Requirement 1: List every decade that the Monster House review below mentions.
Requirement 2: Reproduce the Monster House review below word for word, from "The film is" up to and including "1960s or '70s.".

All the kids in the neighborhood know about the Monster House, but none of the parents believe their stories. I guess the adults just shrug it off when the Monster House eats one of their children, then simply set to making another one.
DJ and Chowder are fed up, however, and want the house dead. They're joined in the cause by Jenny (Spencer Locke), a neighborhood girl whom they meet and instantly befriend.
The film is plagued with anachronisms. One character carries around a pager — haven't seen one of those in a few years — making the setting appear to be in the 1990s, when JJ was the King of Beepers. Then a pointless interlude comes along involving Skull (Jon Heder), an obsessive video-game player who for no reason at all knows the only way to kill a monster house. Skull spills the unwieldly exposition while hunched over a machine in a circa-1970s arcade. There's also a little girl who sells candy door to door unsupervised without raising an eyebrow, recalling the 1960s or '70s.

Given information:
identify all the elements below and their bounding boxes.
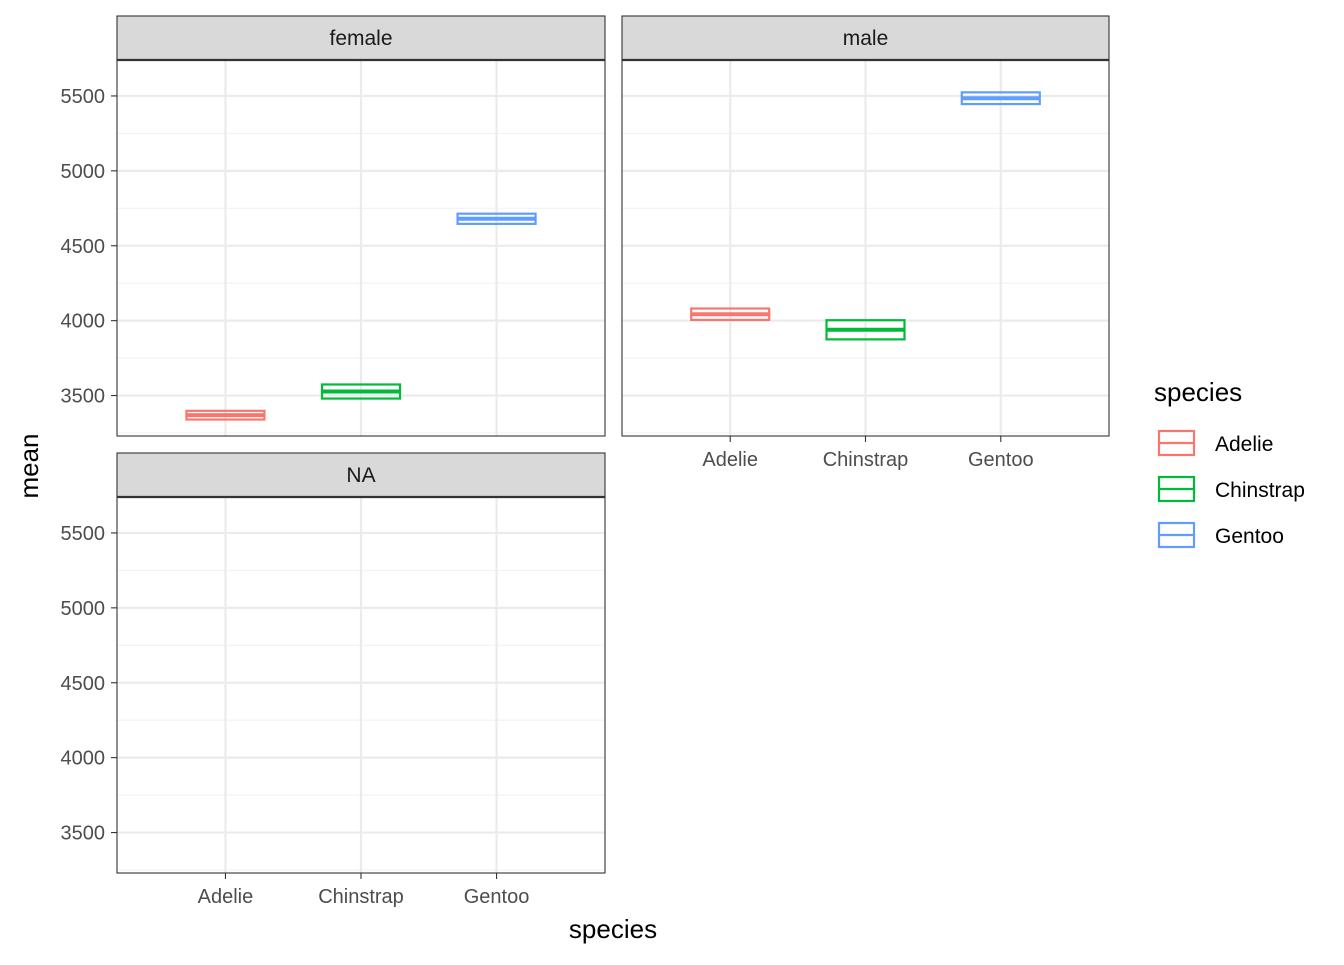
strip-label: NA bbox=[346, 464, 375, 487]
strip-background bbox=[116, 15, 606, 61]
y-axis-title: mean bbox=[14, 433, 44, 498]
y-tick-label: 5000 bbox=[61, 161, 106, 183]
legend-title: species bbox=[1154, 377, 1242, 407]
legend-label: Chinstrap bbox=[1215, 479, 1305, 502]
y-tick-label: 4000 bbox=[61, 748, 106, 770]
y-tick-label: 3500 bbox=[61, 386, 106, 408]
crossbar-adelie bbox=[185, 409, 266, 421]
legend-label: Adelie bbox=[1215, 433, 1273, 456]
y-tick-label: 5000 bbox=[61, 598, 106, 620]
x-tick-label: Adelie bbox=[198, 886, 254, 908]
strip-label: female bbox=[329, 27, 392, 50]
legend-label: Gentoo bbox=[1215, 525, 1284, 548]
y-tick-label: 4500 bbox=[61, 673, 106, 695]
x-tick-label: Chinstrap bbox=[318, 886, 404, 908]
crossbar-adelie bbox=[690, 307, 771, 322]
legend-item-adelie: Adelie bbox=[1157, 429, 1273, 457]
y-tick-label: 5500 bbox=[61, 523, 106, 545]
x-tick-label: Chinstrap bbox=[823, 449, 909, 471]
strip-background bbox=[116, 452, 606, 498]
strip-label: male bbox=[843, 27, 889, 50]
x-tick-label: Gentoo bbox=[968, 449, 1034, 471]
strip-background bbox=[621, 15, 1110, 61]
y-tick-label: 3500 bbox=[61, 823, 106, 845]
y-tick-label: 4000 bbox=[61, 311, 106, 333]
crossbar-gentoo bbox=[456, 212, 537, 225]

Exercise response 1: The 1990s, the 1970s, and the 1960s.

Exercise response 2:
The film is plagued with anachronisms. One character carries around a pager — haven't seen one of those in a few years — making the setting appear to be in the 1990s, when JJ was the King of Beepers. Then a pointless interlude comes along involving Skull (Jon Heder), an obsessive video-game player who for no reason at all knows the only way to kill a monster house. Skull spills the unwieldly exposition while hunched over a machine in a circa-1970s arcade. There's also a little girl who sells candy door to door unsupervised without raising an eyebrow, recalling the 1960s or '70s.